**EXERCISE AIM**
Convert the listing into a Markdown table with two columns, Row and Line, putting each line's number under Row and the line itself under Line. Leave out any blank lines.
-- Begin --
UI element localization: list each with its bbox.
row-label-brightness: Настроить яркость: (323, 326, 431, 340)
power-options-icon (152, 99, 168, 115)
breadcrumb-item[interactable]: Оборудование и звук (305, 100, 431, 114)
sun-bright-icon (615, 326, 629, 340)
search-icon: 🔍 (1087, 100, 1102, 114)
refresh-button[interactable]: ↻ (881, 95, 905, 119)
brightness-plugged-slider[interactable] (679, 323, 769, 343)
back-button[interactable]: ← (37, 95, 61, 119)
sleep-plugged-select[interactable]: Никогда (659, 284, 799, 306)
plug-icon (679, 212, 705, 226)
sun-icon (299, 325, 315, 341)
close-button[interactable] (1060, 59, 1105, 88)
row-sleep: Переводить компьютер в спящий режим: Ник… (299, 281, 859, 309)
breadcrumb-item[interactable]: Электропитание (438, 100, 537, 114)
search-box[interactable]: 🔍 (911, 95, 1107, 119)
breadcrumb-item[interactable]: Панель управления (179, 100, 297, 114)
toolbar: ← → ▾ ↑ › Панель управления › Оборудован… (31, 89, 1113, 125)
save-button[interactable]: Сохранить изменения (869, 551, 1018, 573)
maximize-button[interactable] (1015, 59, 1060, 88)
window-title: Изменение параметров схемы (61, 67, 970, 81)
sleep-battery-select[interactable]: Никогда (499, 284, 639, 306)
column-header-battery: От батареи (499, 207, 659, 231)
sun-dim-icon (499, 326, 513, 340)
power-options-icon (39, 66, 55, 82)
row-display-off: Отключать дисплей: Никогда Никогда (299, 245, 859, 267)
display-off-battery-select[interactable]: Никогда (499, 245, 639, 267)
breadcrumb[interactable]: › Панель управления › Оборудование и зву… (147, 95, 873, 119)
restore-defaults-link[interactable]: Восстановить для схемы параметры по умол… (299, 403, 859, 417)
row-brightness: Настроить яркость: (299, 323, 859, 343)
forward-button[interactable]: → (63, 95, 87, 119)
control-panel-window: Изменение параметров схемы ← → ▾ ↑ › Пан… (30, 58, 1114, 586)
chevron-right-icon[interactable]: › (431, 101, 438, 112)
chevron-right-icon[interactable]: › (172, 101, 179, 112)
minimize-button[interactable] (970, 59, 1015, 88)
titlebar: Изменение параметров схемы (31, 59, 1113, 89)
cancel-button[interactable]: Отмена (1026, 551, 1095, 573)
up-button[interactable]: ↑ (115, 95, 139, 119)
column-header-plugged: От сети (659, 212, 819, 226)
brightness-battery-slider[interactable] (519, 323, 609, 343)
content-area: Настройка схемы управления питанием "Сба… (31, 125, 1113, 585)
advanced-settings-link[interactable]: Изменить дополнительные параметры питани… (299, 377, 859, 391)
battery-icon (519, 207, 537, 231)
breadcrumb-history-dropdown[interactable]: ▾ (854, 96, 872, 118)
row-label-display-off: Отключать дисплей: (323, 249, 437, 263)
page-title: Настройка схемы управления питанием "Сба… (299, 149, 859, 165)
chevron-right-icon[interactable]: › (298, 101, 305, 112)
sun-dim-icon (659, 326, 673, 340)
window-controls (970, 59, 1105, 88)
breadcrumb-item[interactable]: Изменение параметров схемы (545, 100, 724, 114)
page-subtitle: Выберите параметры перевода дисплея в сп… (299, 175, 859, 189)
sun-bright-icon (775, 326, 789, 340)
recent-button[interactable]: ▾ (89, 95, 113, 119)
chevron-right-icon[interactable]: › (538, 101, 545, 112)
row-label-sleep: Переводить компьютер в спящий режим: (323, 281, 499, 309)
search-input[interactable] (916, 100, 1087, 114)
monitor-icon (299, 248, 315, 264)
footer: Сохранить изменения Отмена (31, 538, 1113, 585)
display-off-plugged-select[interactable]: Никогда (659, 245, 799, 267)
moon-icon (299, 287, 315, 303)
-- End --
**WORKED ANSWER**
| Row | Line |
|---|---|
| 1 | UI element localization: list each with its bbox. |
| 2 | row-label-brightness: Настроить яркость: (323, 326, 431, 340) |
| 3 | power-options-icon (152, 99, 168, 115) |
| 4 | breadcrumb-item[interactable]: Оборудование и звук (305, 100, 431, 114) |
| 5 | sun-bright-icon (615, 326, 629, 340) |
| 6 | search-icon: 🔍 (1087, 100, 1102, 114) |
| 7 | refresh-button[interactable]: ↻ (881, 95, 905, 119) |
| 8 | brightness-plugged-slider[interactable] (679, 323, 769, 343) |
| 9 | back-button[interactable]: ← (37, 95, 61, 119) |
| 10 | sleep-plugged-select[interactable]: Никогда (659, 284, 799, 306) |
| 11 | plug-icon (679, 212, 705, 226) |
| 12 | sun-icon (299, 325, 315, 341) |
| 13 | close-button[interactable] (1060, 59, 1105, 88) |
| 14 | row-sleep: Переводить компьютер в спящий режим: Ник… (299, 281, 859, 309) |
| 15 | breadcrumb-item[interactable]: Электропитание (438, 100, 537, 114) |
| 16 | search-box[interactable]: 🔍 (911, 95, 1107, 119) |
| 17 | breadcrumb-item[interactable]: Панель управления (179, 100, 297, 114) |
| 18 | toolbar: ← → ▾ ↑ › Панель управления › Оборудован… (31, 89, 1113, 125) |
| 19 | save-button[interactable]: Сохранить изменения (869, 551, 1018, 573) |
| 20 | maximize-button[interactable] (1015, 59, 1060, 88) |
| 21 | window-title: Изменение параметров схемы (61, 67, 970, 81) |
| 22 | sleep-battery-select[interactable]: Никогда (499, 284, 639, 306) |
| 23 | column-header-battery: От батареи (499, 207, 659, 231) |
| 24 | sun-dim-icon (499, 326, 513, 340) |
| 25 | power-options-icon (39, 66, 55, 82) |
| 26 | row-display-off: Отключать дисплей: Никогда Никогда (299, 245, 859, 267) |
| 27 | display-off-battery-select[interactable]: Никогда (499, 245, 639, 267) |
| 28 | breadcrumb[interactable]: › Панель управления › Оборудование и зву… (147, 95, 873, 119) |
| 29 | restore-defaults-link[interactable]: Восстановить для схемы параметры по умол… (299, 403, 859, 417) |
| 30 | row-brightness: Настроить яркость: (299, 323, 859, 343) |
| 31 | forward-button[interactable]: → (63, 95, 87, 119) |
| 32 | control-panel-window: Изменение параметров схемы ← → ▾ ↑ › Пан… (30, 58, 1114, 586) |
| 33 | chevron-right-icon[interactable]: › (431, 101, 438, 112) |
| 34 | chevron-right-icon[interactable]: › (172, 101, 179, 112) |
| 35 | minimize-button[interactable] (970, 59, 1015, 88) |
| 36 | titlebar: Изменение параметров схемы (31, 59, 1113, 89) |
| 37 | cancel-button[interactable]: Отмена (1026, 551, 1095, 573) |
| 38 | up-button[interactable]: ↑ (115, 95, 139, 119) |
| 39 | column-header-plugged: От сети (659, 212, 819, 226) |
| 40 | brightness-battery-slider[interactable] (519, 323, 609, 343) |
| 41 | content-area: Настройка схемы управления питанием "Сба… (31, 125, 1113, 585) |
| 42 | advanced-settings-link[interactable]: Изменить дополнительные параметры питани… (299, 377, 859, 391) |
| 43 | battery-icon (519, 207, 537, 231) |
| 44 | breadcrumb-history-dropdown[interactable]: ▾ (854, 96, 872, 118) |
| 45 | row-label-display-off: Отключать дисплей: (323, 249, 437, 263) |
| 46 | page-title: Настройка схемы управления питанием "Сба… (299, 149, 859, 165) |
| 47 | chevron-right-icon[interactable]: › (298, 101, 305, 112) |
| 48 | sun-dim-icon (659, 326, 673, 340) |
| 49 | window-controls (970, 59, 1105, 88) |
| 50 | breadcrumb-item[interactable]: Изменение параметров схемы (545, 100, 724, 114) |
| 51 | page-subtitle: Выберите параметры перевода дисплея в сп… (299, 175, 859, 189) |
| 52 | sun-bright-icon (775, 326, 789, 340) |
| 53 | recent-button[interactable]: ▾ (89, 95, 113, 119) |
| 54 | chevron-right-icon[interactable]: › (538, 101, 545, 112) |
| 55 | row-label-sleep: Переводить компьютер в спящий режим: (323, 281, 499, 309) |
| 56 | search-input[interactable] (916, 100, 1087, 114) |
| 57 | monitor-icon (299, 248, 315, 264) |
| 58 | footer: Сохранить изменения Отмена (31, 538, 1113, 585) |
| 59 | display-off-plugged-select[interactable]: Никогда (659, 245, 799, 267) |
| 60 | moon-icon (299, 287, 315, 303) |